■ Dataset ■
Start

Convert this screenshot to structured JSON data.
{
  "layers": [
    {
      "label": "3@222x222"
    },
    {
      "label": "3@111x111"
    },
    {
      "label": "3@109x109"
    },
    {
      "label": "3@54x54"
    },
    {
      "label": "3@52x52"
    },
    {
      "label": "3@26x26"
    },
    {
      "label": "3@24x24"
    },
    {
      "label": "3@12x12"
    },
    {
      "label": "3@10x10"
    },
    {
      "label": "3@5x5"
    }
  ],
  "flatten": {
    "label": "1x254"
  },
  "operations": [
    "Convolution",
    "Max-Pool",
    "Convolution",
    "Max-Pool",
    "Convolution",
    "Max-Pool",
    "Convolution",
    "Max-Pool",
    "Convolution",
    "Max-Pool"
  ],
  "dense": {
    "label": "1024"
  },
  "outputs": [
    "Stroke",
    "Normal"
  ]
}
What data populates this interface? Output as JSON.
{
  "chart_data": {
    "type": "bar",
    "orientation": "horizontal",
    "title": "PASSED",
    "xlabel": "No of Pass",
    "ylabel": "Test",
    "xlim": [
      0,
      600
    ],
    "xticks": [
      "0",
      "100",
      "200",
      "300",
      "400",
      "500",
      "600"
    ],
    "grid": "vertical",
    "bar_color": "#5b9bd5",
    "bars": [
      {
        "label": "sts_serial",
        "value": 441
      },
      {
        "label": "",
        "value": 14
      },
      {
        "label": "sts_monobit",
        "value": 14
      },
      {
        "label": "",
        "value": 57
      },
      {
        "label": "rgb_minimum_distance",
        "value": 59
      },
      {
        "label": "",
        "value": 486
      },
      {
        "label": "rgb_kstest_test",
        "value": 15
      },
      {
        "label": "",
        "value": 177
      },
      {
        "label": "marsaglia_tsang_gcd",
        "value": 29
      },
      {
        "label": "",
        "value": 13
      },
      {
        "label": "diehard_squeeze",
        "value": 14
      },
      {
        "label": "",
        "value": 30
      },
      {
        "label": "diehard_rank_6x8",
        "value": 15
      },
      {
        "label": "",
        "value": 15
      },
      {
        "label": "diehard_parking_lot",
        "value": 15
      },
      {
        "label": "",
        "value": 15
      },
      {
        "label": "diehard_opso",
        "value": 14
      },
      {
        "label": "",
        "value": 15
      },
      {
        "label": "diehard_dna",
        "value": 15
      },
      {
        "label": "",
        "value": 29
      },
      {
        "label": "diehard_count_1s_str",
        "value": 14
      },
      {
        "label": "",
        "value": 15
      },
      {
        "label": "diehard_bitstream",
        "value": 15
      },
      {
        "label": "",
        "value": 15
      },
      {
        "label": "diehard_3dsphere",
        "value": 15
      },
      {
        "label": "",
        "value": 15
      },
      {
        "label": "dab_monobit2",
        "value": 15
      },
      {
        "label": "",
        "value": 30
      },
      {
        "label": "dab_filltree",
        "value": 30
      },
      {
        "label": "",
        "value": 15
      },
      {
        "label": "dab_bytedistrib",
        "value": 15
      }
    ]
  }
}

End

Type out all of the material again, word for word.

■ The output ■
Convert this screenshot to structured JSON data.
{
  "layers": [
    {
      "label": "3@222x222"
    },
    {
      "label": "3@111x111"
    },
    {
      "label": "3@109x109"
    },
    {
      "label": "3@54x54"
    },
    {
      "label": "3@52x52"
    },
    {
      "label": "3@26x26"
    },
    {
      "label": "3@24x24"
    },
    {
      "label": "3@12x12"
    },
    {
      "label": "3@10x10"
    },
    {
      "label": "3@5x5"
    }
  ],
  "flatten": {
    "label": "1x254"
  },
  "operations": [
    "Convolution",
    "Max-Pool",
    "Convolution",
    "Max-Pool",
    "Convolution",
    "Max-Pool",
    "Convolution",
    "Max-Pool",
    "Convolution",
    "Max-Pool"
  ],
  "dense": {
    "label": "1024"
  },
  "outputs": [
    "Stroke",
    "Normal"
  ]
}
What data populates this interface? Output as JSON.
{
  "chart_data": {
    "type": "bar",
    "orientation": "horizontal",
    "title": "PASSED",
    "xlabel": "No of Pass",
    "ylabel": "Test",
    "xlim": [
      0,
      600
    ],
    "xticks": [
      "0",
      "100",
      "200",
      "300",
      "400",
      "500",
      "600"
    ],
    "grid": "vertical",
    "bar_color": "#5b9bd5",
    "bars": [
      {
        "label": "sts_serial",
        "value": 441
      },
      {
        "label": "",
        "value": 14
      },
      {
        "label": "sts_monobit",
        "value": 14
      },
      {
        "label": "",
        "value": 57
      },
      {
        "label": "rgb_minimum_distance",
        "value": 59
      },
      {
        "label": "",
        "value": 486
      },
      {
        "label": "rgb_kstest_test",
        "value": 15
      },
      {
        "label": "",
        "value": 177
      },
      {
        "label": "marsaglia_tsang_gcd",
        "value": 29
      },
      {
        "label": "",
        "value": 13
      },
      {
        "label": "diehard_squeeze",
        "value": 14
      },
      {
        "label": "",
        "value": 30
      },
      {
        "label": "diehard_rank_6x8",
        "value": 15
      },
      {
        "label": "",
        "value": 15
      },
      {
        "label": "diehard_parking_lot",
        "value": 15
      },
      {
        "label": "",
        "value": 15
      },
      {
        "label": "diehard_opso",
        "value": 14
      },
      {
        "label": "",
        "value": 15
      },
      {
        "label": "diehard_dna",
        "value": 15
      },
      {
        "label": "",
        "value": 29
      },
      {
        "label": "diehard_count_1s_str",
        "value": 14
      },
      {
        "label": "",
        "value": 15
      },
      {
        "label": "diehard_bitstream",
        "value": 15
      },
      {
        "label": "",
        "value": 15
      },
      {
        "label": "diehard_3dsphere",
        "value": 15
      },
      {
        "label": "",
        "value": 15
      },
      {
        "label": "dab_monobit2",
        "value": 15
      },
      {
        "label": "",
        "value": 30
      },
      {
        "label": "dab_filltree",
        "value": 30
      },
      {
        "label": "",
        "value": 15
      },
      {
        "label": "dab_bytedistrib",
        "value": 15
      }
    ]
  }
}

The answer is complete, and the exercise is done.